EXERCISE BRIEF:
Return each line of the entries that mentions the word "will".
━━━━━━━━━━
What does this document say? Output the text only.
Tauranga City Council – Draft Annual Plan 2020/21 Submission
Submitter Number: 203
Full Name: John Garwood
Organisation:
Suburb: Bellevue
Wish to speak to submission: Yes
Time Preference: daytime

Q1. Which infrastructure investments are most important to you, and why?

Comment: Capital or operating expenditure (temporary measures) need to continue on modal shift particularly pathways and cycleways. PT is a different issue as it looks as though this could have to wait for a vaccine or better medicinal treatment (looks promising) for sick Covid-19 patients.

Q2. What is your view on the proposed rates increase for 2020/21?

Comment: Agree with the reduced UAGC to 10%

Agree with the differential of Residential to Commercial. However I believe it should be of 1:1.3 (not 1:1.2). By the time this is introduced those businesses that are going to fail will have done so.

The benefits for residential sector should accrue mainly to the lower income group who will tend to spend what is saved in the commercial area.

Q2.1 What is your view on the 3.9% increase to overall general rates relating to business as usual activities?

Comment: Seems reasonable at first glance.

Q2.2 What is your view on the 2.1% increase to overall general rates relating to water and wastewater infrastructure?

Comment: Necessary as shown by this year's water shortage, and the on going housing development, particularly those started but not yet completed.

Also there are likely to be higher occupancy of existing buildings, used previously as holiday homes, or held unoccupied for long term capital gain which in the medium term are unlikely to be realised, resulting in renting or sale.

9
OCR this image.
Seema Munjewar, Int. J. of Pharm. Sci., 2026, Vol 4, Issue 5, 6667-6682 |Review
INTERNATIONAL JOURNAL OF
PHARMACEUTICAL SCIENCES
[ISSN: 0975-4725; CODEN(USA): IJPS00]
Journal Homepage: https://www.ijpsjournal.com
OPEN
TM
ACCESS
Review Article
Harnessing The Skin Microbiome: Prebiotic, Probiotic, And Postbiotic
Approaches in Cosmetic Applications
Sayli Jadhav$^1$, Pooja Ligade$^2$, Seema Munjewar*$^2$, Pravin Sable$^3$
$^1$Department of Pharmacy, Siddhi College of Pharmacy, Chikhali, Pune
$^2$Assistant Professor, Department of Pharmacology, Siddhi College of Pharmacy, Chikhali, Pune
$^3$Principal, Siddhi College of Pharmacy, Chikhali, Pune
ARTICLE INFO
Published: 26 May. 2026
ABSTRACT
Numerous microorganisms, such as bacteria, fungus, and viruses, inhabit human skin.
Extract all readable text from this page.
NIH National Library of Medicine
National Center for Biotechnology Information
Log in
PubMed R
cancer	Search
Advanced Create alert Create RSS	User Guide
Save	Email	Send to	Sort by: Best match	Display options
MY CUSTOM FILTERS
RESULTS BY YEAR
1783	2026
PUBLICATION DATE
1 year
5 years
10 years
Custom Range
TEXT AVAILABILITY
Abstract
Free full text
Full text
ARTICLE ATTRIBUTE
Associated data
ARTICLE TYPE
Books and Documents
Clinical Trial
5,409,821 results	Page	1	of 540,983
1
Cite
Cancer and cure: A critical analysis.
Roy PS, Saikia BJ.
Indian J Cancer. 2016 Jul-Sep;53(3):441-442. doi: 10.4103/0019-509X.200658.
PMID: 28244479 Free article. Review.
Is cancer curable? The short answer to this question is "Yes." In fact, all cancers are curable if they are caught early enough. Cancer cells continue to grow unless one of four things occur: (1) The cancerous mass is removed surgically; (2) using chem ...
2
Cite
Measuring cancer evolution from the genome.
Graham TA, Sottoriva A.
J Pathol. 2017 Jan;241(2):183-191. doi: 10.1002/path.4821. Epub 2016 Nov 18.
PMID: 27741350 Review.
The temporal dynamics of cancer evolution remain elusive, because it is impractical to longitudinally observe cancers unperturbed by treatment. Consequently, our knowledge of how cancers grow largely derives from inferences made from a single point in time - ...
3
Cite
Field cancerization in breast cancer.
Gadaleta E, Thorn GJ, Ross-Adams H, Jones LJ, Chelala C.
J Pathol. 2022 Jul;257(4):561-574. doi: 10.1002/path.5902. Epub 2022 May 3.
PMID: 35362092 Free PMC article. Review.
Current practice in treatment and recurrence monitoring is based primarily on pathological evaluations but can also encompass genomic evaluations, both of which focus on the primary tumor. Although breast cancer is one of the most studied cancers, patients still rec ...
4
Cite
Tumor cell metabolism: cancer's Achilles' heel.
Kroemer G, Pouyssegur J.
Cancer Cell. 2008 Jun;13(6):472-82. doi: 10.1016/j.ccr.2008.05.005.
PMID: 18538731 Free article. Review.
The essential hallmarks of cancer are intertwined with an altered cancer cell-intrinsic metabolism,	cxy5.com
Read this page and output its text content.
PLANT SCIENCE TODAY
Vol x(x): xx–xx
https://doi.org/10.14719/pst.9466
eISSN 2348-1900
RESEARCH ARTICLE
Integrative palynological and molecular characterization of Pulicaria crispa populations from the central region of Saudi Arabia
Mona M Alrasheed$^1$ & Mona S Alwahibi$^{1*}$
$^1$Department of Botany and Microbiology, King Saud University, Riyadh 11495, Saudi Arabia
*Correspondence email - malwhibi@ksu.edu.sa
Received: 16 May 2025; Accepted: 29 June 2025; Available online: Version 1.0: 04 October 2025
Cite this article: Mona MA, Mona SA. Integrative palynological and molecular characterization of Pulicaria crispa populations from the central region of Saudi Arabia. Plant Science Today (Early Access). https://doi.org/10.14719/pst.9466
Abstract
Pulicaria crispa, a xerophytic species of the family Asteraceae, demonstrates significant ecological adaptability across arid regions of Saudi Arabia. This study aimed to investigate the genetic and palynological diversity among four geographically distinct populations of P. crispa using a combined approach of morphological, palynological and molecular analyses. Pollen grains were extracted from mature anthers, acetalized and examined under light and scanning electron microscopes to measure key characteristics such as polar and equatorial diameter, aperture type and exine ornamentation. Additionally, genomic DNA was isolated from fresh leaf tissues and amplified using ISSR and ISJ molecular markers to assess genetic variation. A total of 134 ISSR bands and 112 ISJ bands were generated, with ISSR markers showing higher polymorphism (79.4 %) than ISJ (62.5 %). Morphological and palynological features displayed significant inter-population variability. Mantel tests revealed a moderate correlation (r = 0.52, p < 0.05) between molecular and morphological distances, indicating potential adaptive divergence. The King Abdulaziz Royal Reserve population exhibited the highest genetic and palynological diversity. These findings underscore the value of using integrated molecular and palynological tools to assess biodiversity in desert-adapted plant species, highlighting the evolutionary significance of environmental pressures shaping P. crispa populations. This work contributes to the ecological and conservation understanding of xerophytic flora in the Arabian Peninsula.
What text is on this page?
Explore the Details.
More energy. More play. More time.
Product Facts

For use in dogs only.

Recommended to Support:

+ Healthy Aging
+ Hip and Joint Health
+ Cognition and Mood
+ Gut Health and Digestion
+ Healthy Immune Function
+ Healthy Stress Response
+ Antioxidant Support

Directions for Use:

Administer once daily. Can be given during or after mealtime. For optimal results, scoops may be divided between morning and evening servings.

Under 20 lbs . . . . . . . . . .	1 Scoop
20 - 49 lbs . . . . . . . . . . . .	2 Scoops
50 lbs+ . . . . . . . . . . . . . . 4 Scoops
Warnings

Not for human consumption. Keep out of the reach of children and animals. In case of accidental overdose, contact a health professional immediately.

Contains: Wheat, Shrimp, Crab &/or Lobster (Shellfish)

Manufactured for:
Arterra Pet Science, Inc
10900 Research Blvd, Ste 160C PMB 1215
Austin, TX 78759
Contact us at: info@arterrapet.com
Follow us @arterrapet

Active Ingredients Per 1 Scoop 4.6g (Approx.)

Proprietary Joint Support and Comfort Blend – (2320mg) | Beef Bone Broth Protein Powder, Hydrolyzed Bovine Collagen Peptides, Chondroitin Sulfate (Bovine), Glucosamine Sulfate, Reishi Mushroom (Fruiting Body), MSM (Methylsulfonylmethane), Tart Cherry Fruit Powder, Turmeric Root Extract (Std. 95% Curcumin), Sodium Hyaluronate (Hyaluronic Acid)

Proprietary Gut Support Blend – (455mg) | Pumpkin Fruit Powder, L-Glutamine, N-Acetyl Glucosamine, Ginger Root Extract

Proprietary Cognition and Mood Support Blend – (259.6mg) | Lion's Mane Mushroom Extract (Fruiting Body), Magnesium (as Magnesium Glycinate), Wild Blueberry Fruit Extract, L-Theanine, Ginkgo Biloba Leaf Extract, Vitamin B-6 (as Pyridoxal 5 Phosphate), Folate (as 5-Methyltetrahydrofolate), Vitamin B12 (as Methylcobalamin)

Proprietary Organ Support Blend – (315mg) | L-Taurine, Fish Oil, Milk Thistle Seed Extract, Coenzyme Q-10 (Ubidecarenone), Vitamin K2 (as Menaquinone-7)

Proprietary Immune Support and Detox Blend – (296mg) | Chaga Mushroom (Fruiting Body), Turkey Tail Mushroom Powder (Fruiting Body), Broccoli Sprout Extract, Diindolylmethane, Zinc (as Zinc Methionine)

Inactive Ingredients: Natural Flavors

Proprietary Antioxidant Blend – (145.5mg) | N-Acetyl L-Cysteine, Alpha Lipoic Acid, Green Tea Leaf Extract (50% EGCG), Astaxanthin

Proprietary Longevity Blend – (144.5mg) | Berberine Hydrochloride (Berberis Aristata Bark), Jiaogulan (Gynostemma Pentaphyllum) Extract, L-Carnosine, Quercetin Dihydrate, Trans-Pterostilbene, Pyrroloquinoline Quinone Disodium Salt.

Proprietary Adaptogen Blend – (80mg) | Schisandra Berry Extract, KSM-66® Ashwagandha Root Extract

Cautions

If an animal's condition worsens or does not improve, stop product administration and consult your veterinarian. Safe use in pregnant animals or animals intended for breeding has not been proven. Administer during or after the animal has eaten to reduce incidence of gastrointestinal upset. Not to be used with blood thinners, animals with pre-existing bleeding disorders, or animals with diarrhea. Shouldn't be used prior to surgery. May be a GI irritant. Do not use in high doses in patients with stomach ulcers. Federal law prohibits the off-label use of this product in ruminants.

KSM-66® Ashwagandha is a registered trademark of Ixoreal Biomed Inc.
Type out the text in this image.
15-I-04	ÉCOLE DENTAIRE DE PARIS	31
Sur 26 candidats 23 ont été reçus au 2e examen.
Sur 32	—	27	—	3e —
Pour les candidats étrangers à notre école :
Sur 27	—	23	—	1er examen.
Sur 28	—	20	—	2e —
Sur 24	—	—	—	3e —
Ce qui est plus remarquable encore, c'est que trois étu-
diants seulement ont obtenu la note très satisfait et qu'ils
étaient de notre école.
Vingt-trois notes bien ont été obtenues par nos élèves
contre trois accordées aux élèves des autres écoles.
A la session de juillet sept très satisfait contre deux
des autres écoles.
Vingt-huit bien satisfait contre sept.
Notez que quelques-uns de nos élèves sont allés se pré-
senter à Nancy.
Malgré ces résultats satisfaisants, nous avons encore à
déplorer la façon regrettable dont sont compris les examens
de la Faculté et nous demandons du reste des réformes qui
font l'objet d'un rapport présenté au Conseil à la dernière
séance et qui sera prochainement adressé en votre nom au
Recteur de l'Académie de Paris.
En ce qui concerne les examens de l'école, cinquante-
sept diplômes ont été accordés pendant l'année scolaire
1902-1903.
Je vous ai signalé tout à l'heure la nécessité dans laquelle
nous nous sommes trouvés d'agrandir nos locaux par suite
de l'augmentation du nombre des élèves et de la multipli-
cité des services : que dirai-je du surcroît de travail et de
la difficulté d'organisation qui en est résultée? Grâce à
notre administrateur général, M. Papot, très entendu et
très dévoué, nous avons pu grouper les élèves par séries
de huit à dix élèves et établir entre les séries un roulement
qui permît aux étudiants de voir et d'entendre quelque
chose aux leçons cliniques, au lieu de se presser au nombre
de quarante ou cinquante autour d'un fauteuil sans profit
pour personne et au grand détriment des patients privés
━━━━━━━━━━
RESULT:
Agree with the differential of Residential to Commercial. However I believe it should be of 1:1.3 (not 1:1.2). By the time this is introduced those businesses that are going to fail will have done so.
The benefits for residential sector should accrue mainly to the lower income group who will tend to spend what is saved in the commercial area.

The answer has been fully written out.